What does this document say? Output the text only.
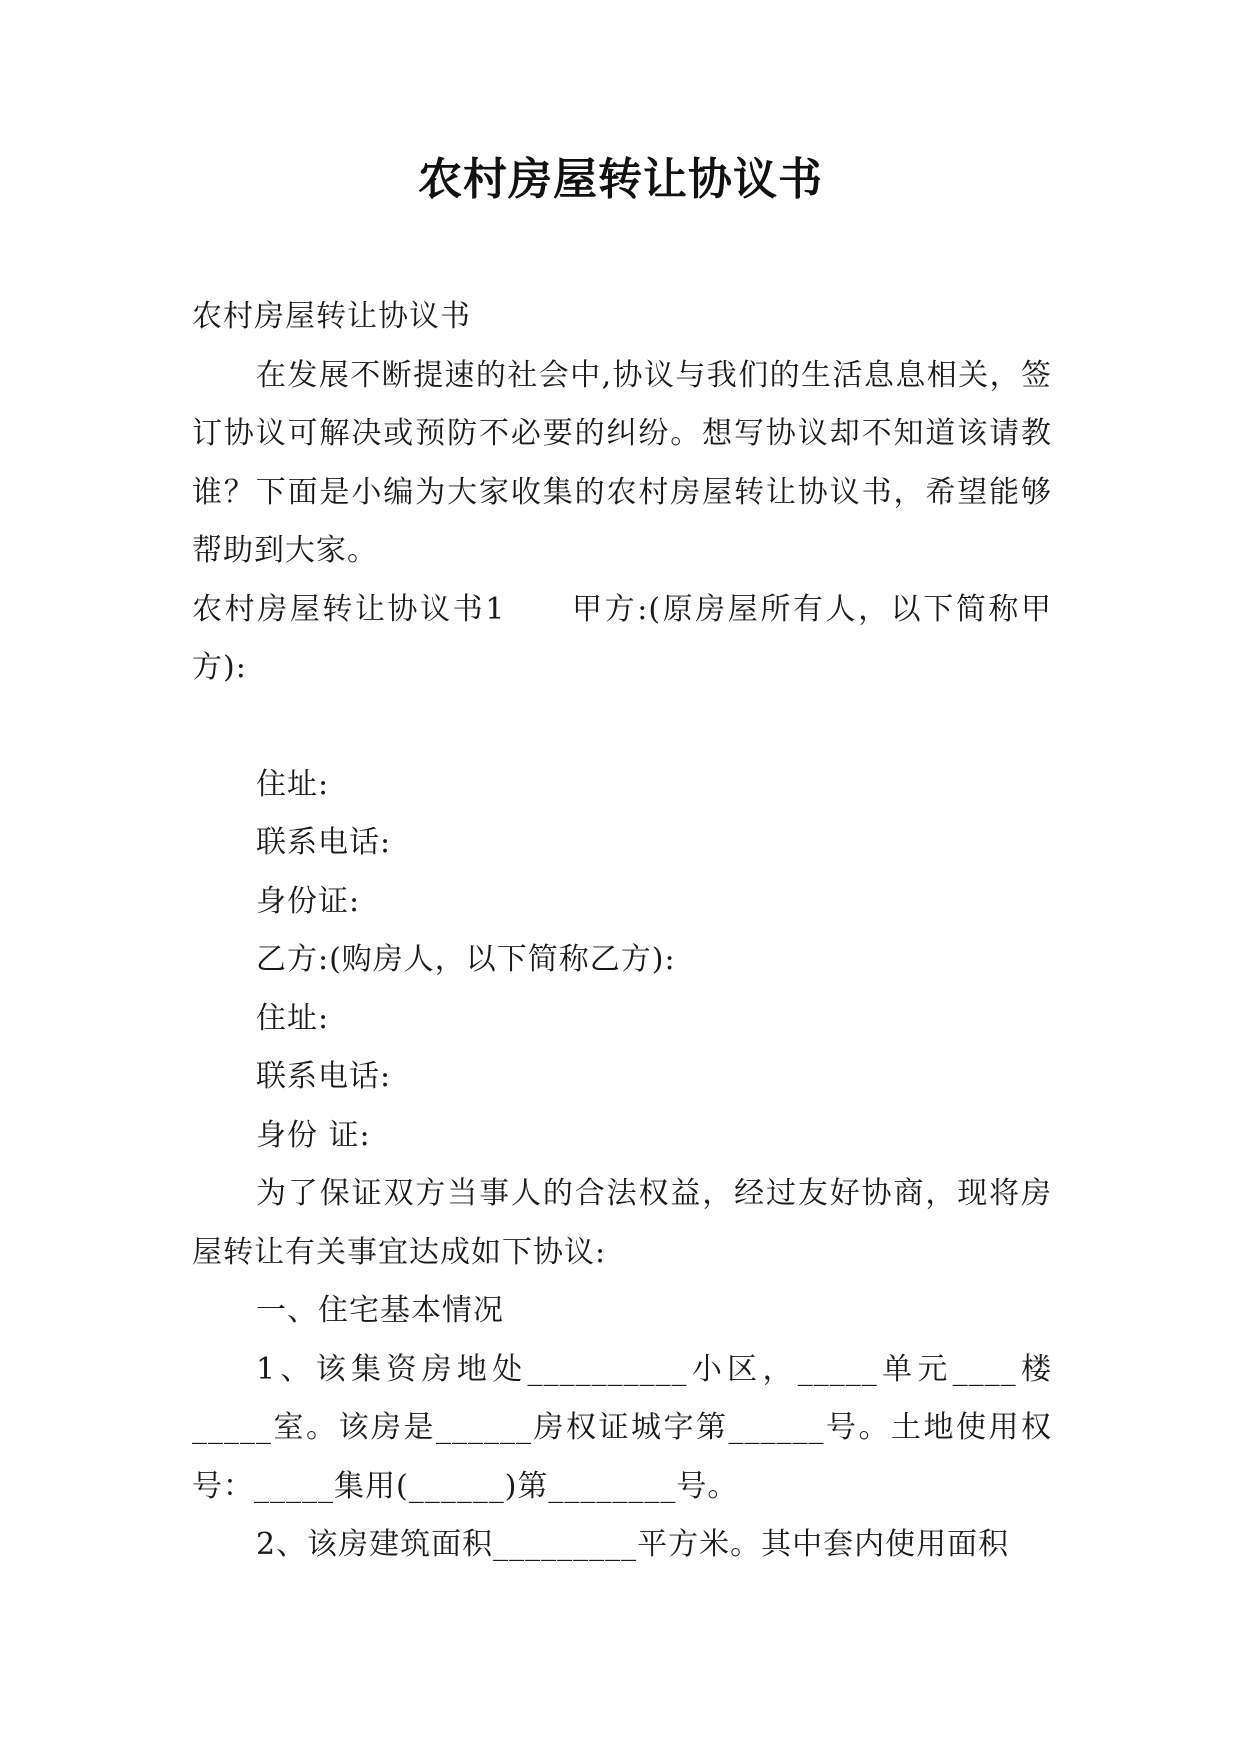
农村房屋转让协议书

农村房屋转让协议书

在发展不断提速的社会中,协议与我们的生活息息相关，签订协议可解决或预防不必要的纠纷。想写协议却不知道该请教谁？下面是小编为大家收集的农村房屋转让协议书，希望能够帮助到大家。

农村房屋转让协议书1　　甲方:(原房屋所有人，以下简称甲方):

住址:

联系电话:

身份证:

乙方:(购房人，以下简称乙方):

住址:

联系电话:

身份 证:

为了保证双方当事人的合法权益，经过友好协商，现将房屋转让有关事宜达成如下协议:

一、住宅基本情况

1、该集资房地处__________小区，_____单元____楼_____室。该房是______房权证城字第______号。土地使用权号：_____集用(______)第________号。

2、该房建筑面积_________平方米。其中套内使用面积
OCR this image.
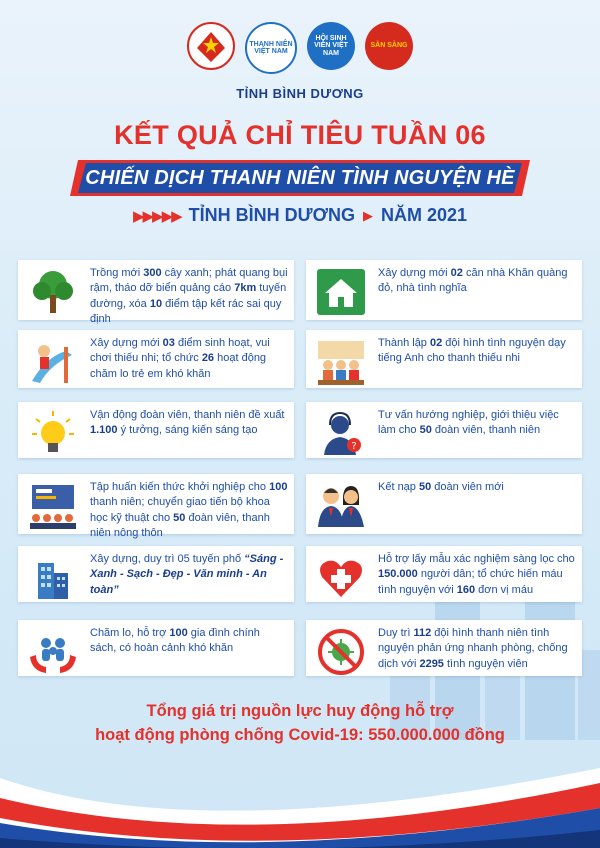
THANH NIÊN VIỆT NAM
HỘI SINH VIÊN VIỆT NAM
SẴN SÀNG
TỈNH BÌNH DƯƠNG
KẾT QUẢ CHỈ TIÊU TUẦN 06
CHIẾN DỊCH THANH NIÊN TÌNH NGUYỆN HÈ
▶▶▶▶▶ TỈNH BÌNH DƯƠNG ▶ NĂM 2021
Trồng mới 300 cây xanh; phát quang bụi rậm, tháo dỡ biển quảng cáo 7km tuyến đường, xóa 10 điểm tập kết rác sai quy định
Xây dựng mới 03 điểm sinh hoạt, vui chơi thiếu nhi; tổ chức 26 hoạt động chăm lo trẻ em khó khăn
Vận động đoàn viên, thanh niên đề xuất 1.100 ý tưởng, sáng kiến sáng tạo
Tập huấn kiến thức khởi nghiệp cho 100 thanh niên; chuyển giao tiến bộ khoa học kỹ thuật cho 50 đoàn viên, thanh niên nông thôn
Xây dựng, duy trì 05 tuyến phố “Sáng - Xanh - Sạch - Đẹp - Văn minh - An toàn”
Chăm lo, hỗ trợ 100 gia đình chính sách, có hoàn cảnh khó khăn
Xây dựng mới 02 căn nhà Khăn quàng đỏ, nhà tình nghĩa
Thành lập 02 đội hình tình nguyện dạy tiếng Anh cho thanh thiếu nhi
?
Tư vấn hướng nghiệp, giới thiệu việc làm cho 50 đoàn viên, thanh niên
Kết nạp 50 đoàn viên mới
Hỗ trợ lấy mẫu xác nghiệm sàng lọc cho 150.000 người dân; tổ chức hiến máu tình nguyện với 160 đơn vị máu
Duy trì 112 đội hình thanh niên tình nguyện phản ứng nhanh phòng, chống dịch với 2295 tình nguyện viên
Tổng giá trị nguồn lực huy động hỗ trợ
hoạt động phòng chống Covid-19: 550.000.000 đồng
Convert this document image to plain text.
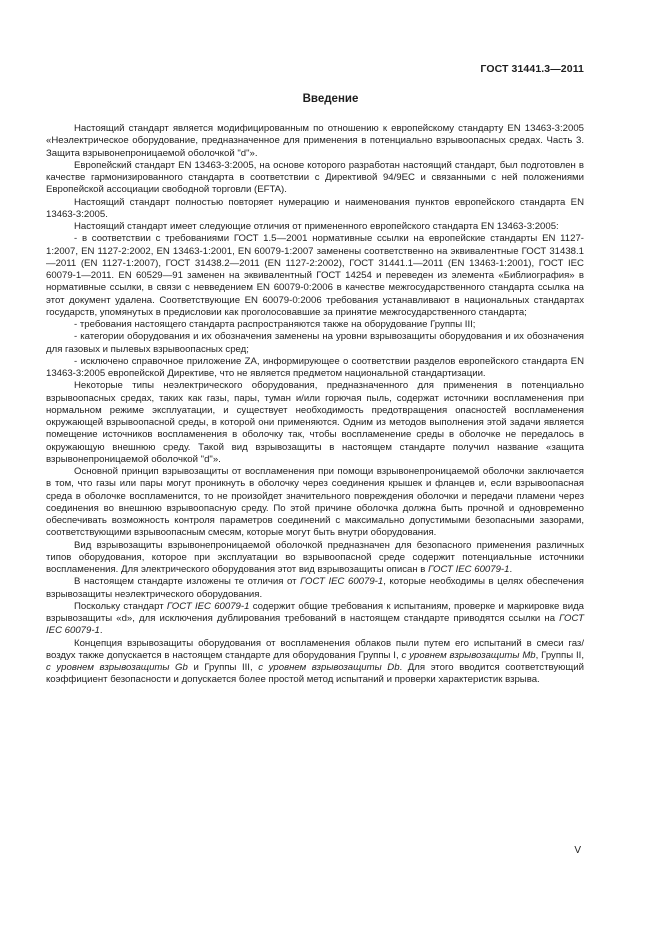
ГОСТ 31441.3—2011
Введение

Настоящий стандарт является модифицированным по отношению к европейскому стандарту EN 13463-3:2005 «Неэлектрическое оборудование, предназначенное для применения в потенциально взрывоопасных средах. Часть 3. Защита взрывонепроницаемой оболочкой "d"».

Европейский стандарт EN 13463-3:2005, на основе которого разработан настоящий стандарт, был подготовлен в качестве гармонизированного стандарта в соответствии с Директивой 94/9EC и связанными с ней положениями Европейской ассоциации свободной торговли (EFTA).

Настоящий стандарт полностью повторяет нумерацию и наименования пунктов европейского стандарта EN 13463-3:2005.

Настоящий стандарт имеет следующие отличия от примененного европейского стандарта EN 13463-3:2005:

- в соответствии с требованиями ГОСТ 1.5—2001 нормативные ссылки на европейские стандарты EN 1127-1:2007, EN 1127-2:2002, EN 13463-1:2001, EN 60079-1:2007 заменены соответственно на эквивалентные ГОСТ 31438.1—2011 (EN 1127-1:2007), ГОСТ 31438.2—2011 (EN 1127-2:2002), ГОСТ 31441.1—2011 (EN 13463-1:2001), ГОСТ IEC 60079-1—2011. EN 60529—91 заменен на эквивалентный ГОСТ 14254 и переведен из элемента «Библиография» в нормативные ссылки, в связи с невведением EN 60079-0:2006 в качестве межгосударственного стандарта ссылка на этот документ удалена. Соответствующие EN 60079-0:2006 требования устанавливают в национальных стандартах государств, упомянутых в предисловии как проголосовавшие за принятие межгосударственного стандарта;

- требования настоящего стандарта распространяются также на оборудование Группы III;

- категории оборудования и их обозначения заменены на уровни взрывозащиты оборудования и их обозначения для газовых и пылевых взрывоопасных сред;

- исключено справочное приложение ZA, информирующее о соответствии разделов европейского стандарта EN 13463-3:2005 европейской Директиве, что не является предметом национальной стандартизации.

Некоторые типы неэлектрического оборудования, предназначенного для применения в потенциально взрывоопасных средах, таких как газы, пары, туман и/или горючая пыль, содержат источники воспламенения при нормальном режиме эксплуатации, и существует необходимость предотвращения опасностей воспламенения окружающей взрывоопасной среды, в которой они применяются. Одним из методов выполнения этой задачи является помещение источников воспламенения в оболочку так, чтобы воспламенение среды в оболочке не передалось в окружающую внешнюю среду. Такой вид взрывозащиты в настоящем стандарте получил название «защита взрывонепроницаемой оболочкой "d"».

Основной принцип взрывозащиты от воспламенения при помощи взрывонепроницаемой оболочки заключается в том, что газы или пары могут проникнуть в оболочку через соединения крышек и фланцев и, если взрывоопасная среда в оболочке воспламенится, то не произойдет значительного повреждения оболочки и передачи пламени через соединения во внешнюю взрывоопасную среду. По этой причине оболочка должна быть прочной и одновременно обеспечивать возможность контроля параметров соединений с максимально допустимыми безопасными зазорами, соответствующими взрывоопасным смесям, которые могут быть внутри оборудования.

Вид взрывозащиты взрывонепроницаемой оболочкой предназначен для безопасного применения различных типов оборудования, которое при эксплуатации во взрывоопасной среде содержит потенциальные источники воспламенения. Для электрического оборудования этот вид взрывозащиты описан в ГОСТ IEC 60079-1.

В настоящем стандарте изложены те отличия от ГОСТ IEC 60079-1, которые необходимы в целях обеспечения взрывозащиты неэлектрического оборудования.

Поскольку стандарт ГОСТ IEC 60079-1 содержит общие требования к испытаниям, проверке и маркировке вида взрывозащиты «d», для исключения дублирования требований в настоящем стандарте приводятся ссылки на ГОСТ IEC 60079-1.

Концепция взрывозащиты оборудования от воспламенения облаков пыли путем его испытаний в смеси газ/воздух также допускается в настоящем стандарте для оборудования Группы I, с уровнем взрывозащиты Mb, Группы II, с уровнем взрывозащиты Gb и Группы III, с уровнем взрывозащиты Db. Для этого вводится соответствующий коэффициент безопасности и допускается более простой метод испытаний и проверки характеристик взрыва.

V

(THE EXERCISE):
Copy each line that contains the word "требования".

(ANSWER IN FULL):
- в соответствии с требованиями ГОСТ 1.5—2001 нормативные ссылки на европейские стандарты EN 1127-1:2007, EN 1127-2:2002, EN 13463-1:2001, EN 60079-1:2007 заменены соответственно на эквивалентные ГОСТ 31438.1—2011 (EN 1127-1:2007), ГОСТ 31438.2—2011 (EN 1127-2:2002), ГОСТ 31441.1—2011 (EN 13463-1:2001), ГОСТ IEC 60079-1—2011. EN 60529—91 заменен на эквивалентный ГОСТ 14254 и переведен из элемента «Библиография» в нормативные ссылки, в связи с невведением EN 60079-0:2006 в качестве межгосударственного стандарта ссылка на этот документ удалена. Соответствующие EN 60079-0:2006 требования устанавливают в национальных стандартах государств, упомянутых в предисловии как проголосовавшие за принятие межгосударственного стандарта;
- требования настоящего стандарта распространяются также на оборудование Группы III;
Поскольку стандарт ГОСТ IEC 60079-1 содержит общие требования к испытаниям, проверке и маркировке вида взрывозащиты «d», для исключения дублирования требований в настоящем стандарте приводятся ссылки на ГОСТ IEC 60079-1.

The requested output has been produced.